Working data =
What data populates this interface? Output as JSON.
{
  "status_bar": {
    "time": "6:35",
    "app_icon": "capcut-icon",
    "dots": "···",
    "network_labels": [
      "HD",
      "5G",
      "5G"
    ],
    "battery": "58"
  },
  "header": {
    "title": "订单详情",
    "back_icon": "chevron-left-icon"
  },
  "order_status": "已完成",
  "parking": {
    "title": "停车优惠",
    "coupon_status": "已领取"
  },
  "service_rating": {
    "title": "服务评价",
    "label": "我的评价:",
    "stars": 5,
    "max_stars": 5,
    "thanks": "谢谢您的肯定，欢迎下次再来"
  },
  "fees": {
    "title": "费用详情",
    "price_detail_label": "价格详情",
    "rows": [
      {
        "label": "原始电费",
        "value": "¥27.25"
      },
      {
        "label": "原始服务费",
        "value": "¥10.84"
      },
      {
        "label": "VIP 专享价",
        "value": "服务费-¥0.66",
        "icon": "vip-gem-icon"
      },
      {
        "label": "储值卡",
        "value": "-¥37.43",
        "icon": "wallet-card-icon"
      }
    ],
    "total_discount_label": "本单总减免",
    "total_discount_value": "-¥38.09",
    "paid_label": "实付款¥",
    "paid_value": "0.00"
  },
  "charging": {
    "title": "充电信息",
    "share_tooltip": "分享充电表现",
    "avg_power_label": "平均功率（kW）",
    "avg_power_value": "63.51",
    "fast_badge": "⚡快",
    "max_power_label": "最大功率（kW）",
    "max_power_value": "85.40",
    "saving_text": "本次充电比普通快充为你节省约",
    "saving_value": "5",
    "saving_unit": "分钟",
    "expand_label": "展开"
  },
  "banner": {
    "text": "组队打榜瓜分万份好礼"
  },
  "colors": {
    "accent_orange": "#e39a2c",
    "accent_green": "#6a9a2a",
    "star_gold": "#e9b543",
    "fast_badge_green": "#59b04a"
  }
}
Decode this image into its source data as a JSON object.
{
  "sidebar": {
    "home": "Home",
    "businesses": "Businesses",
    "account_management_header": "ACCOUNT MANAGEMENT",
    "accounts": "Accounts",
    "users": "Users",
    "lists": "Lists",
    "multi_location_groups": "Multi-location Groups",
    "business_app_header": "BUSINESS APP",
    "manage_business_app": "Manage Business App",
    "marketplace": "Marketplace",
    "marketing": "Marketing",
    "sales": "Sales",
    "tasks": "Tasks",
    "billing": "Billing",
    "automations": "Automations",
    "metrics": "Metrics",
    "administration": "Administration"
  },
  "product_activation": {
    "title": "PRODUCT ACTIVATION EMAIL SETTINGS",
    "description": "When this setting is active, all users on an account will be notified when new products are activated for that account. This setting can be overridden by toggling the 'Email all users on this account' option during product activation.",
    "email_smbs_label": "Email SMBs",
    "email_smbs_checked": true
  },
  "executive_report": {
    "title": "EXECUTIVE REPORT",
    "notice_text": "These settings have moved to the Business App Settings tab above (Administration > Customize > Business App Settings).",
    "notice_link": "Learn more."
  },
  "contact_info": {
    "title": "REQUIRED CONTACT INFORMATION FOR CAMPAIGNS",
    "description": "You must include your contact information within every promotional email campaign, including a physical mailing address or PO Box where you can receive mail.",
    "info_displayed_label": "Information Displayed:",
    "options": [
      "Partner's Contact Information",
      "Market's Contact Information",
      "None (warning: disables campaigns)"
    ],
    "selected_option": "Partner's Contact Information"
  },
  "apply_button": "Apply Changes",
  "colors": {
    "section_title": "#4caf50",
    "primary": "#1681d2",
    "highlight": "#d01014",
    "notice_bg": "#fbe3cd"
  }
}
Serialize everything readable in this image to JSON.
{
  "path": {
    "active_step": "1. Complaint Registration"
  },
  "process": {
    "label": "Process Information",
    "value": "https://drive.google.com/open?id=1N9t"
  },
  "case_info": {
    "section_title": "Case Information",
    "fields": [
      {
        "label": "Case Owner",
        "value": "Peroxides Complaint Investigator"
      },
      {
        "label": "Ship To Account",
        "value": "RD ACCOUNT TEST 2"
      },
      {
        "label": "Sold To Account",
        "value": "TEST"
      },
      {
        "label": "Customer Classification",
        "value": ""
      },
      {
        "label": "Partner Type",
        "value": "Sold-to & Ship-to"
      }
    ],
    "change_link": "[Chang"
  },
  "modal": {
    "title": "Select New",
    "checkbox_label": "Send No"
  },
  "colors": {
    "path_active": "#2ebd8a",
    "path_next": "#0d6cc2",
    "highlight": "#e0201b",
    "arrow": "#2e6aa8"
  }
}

Required task = Each entry above is to be quoted exactly.

Response below =
What data populates this interface? Output as JSON.
{
  "status_bar": {
    "time": "6:35",
    "app_icon": "capcut-icon",
    "dots": "···",
    "network_labels": [
      "HD",
      "5G",
      "5G"
    ],
    "battery": "58"
  },
  "header": {
    "title": "订单详情",
    "back_icon": "chevron-left-icon"
  },
  "order_status": "已完成",
  "parking": {
    "title": "停车优惠",
    "coupon_status": "已领取"
  },
  "service_rating": {
    "title": "服务评价",
    "label": "我的评价:",
    "stars": 5,
    "max_stars": 5,
    "thanks": "谢谢您的肯定，欢迎下次再来"
  },
  "fees": {
    "title": "费用详情",
    "price_detail_label": "价格详情",
    "rows": [
      {
        "label": "原始电费",
        "value": "¥27.25"
      },
      {
        "label": "原始服务费",
        "value": "¥10.84"
      },
      {
        "label": "VIP 专享价",
        "value": "服务费-¥0.66",
        "icon": "vip-gem-icon"
      },
      {
        "label": "储值卡",
        "value": "-¥37.43",
        "icon": "wallet-card-icon"
      }
    ],
    "total_discount_label": "本单总减免",
    "total_discount_value": "-¥38.09",
    "paid_label": "实付款¥",
    "paid_value": "0.00"
  },
  "charging": {
    "title": "充电信息",
    "share_tooltip": "分享充电表现",
    "avg_power_label": "平均功率（kW）",
    "avg_power_value": "63.51",
    "fast_badge": "⚡快",
    "max_power_label": "最大功率（kW）",
    "max_power_value": "85.40",
    "saving_text": "本次充电比普通快充为你节省约",
    "saving_value": "5",
    "saving_unit": "分钟",
    "expand_label": "展开"
  },
  "banner": {
    "text": "组队打榜瓜分万份好礼"
  },
  "colors": {
    "accent_orange": "#e39a2c",
    "accent_green": "#6a9a2a",
    "star_gold": "#e9b543",
    "fast_badge_green": "#59b04a"
  }
}
Decode this image into its source data as a JSON object.
{
  "sidebar": {
    "home": "Home",
    "businesses": "Businesses",
    "account_management_header": "ACCOUNT MANAGEMENT",
    "accounts": "Accounts",
    "users": "Users",
    "lists": "Lists",
    "multi_location_groups": "Multi-location Groups",
    "business_app_header": "BUSINESS APP",
    "manage_business_app": "Manage Business App",
    "marketplace": "Marketplace",
    "marketing": "Marketing",
    "sales": "Sales",
    "tasks": "Tasks",
    "billing": "Billing",
    "automations": "Automations",
    "metrics": "Metrics",
    "administration": "Administration"
  },
  "product_activation": {
    "title": "PRODUCT ACTIVATION EMAIL SETTINGS",
    "description": "When this setting is active, all users on an account will be notified when new products are activated for that account. This setting can be overridden by toggling the 'Email all users on this account' option during product activation.",
    "email_smbs_label": "Email SMBs",
    "email_smbs_checked": true
  },
  "executive_report": {
    "title": "EXECUTIVE REPORT",
    "notice_text": "These settings have moved to the Business App Settings tab above (Administration > Customize > Business App Settings).",
    "notice_link": "Learn more."
  },
  "contact_info": {
    "title": "REQUIRED CONTACT INFORMATION FOR CAMPAIGNS",
    "description": "You must include your contact information within every promotional email campaign, including a physical mailing address or PO Box where you can receive mail.",
    "info_displayed_label": "Information Displayed:",
    "options": [
      "Partner's Contact Information",
      "Market's Contact Information",
      "None (warning: disables campaigns)"
    ],
    "selected_option": "Partner's Contact Information"
  },
  "apply_button": "Apply Changes",
  "colors": {
    "section_title": "#4caf50",
    "primary": "#1681d2",
    "highlight": "#d01014",
    "notice_bg": "#fbe3cd"
  }
}
Serialize everything readable in this image to JSON.
{
  "path": {
    "active_step": "1. Complaint Registration"
  },
  "process": {
    "label": "Process Information",
    "value": "https://drive.google.com/open?id=1N9t"
  },
  "case_info": {
    "section_title": "Case Information",
    "fields": [
      {
        "label": "Case Owner",
        "value": "Peroxides Complaint Investigator"
      },
      {
        "label": "Ship To Account",
        "value": "RD ACCOUNT TEST 2"
      },
      {
        "label": "Sold To Account",
        "value": "TEST"
      },
      {
        "label": "Customer Classification",
        "value": ""
      },
      {
        "label": "Partner Type",
        "value": "Sold-to & Ship-to"
      }
    ],
    "change_link": "[Chang"
  },
  "modal": {
    "title": "Select New",
    "checkbox_label": "Send No"
  },
  "colors": {
    "path_active": "#2ebd8a",
    "path_next": "#0d6cc2",
    "highlight": "#e0201b",
    "arrow": "#2e6aa8"
  }
}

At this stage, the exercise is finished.